# Short exercise
Set out every line bearing the string "Staatssekretärin".

# Task input
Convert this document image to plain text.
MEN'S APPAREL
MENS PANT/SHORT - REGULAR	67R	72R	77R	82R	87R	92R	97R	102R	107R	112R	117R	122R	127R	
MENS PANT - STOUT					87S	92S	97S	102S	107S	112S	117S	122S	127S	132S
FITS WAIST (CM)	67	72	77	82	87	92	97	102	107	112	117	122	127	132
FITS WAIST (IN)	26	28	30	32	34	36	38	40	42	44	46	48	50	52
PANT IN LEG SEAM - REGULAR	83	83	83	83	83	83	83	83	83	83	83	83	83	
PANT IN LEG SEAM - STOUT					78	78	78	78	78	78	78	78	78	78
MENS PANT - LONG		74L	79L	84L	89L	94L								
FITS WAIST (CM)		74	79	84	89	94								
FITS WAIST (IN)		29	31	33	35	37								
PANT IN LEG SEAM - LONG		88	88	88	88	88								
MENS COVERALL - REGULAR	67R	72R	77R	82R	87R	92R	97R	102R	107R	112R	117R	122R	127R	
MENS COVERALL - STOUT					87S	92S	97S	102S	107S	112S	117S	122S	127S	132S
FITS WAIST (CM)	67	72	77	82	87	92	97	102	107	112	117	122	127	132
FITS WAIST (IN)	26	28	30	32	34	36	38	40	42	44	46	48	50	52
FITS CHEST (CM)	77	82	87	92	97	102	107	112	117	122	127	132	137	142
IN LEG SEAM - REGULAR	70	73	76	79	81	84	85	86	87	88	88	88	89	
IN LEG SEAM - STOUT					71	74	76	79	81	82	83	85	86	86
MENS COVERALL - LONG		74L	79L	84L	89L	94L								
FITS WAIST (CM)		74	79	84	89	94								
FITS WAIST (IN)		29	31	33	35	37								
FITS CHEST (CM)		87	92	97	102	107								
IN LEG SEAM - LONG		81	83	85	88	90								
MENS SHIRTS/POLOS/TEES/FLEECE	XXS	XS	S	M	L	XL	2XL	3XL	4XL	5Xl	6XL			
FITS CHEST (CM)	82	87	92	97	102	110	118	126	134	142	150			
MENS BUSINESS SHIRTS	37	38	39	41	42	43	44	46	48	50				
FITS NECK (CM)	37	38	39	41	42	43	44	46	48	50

---

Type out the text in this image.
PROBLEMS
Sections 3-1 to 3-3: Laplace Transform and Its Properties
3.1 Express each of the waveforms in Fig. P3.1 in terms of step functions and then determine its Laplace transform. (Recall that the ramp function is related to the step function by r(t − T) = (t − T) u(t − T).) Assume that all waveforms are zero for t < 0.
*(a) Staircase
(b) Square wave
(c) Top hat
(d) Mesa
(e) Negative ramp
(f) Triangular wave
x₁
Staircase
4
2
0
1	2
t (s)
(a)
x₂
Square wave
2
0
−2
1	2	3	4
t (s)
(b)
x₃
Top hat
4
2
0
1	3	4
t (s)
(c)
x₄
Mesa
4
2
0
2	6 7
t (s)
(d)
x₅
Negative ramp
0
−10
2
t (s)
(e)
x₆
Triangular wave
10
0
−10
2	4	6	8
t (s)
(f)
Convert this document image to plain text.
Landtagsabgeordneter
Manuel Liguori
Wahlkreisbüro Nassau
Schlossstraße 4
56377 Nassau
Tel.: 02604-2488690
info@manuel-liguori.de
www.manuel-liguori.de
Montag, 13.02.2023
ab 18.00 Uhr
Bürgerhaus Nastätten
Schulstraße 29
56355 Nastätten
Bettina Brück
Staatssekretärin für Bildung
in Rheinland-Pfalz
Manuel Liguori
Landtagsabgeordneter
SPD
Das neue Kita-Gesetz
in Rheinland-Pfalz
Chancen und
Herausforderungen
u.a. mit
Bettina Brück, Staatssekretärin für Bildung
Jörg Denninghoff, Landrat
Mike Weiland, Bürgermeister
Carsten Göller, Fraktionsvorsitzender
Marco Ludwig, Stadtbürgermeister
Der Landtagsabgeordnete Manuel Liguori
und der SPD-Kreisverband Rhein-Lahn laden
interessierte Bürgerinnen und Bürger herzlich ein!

# Solution to this exercise
Staatssekretärin für Bildung
Bettina Brück, Staatssekretärin für Bildung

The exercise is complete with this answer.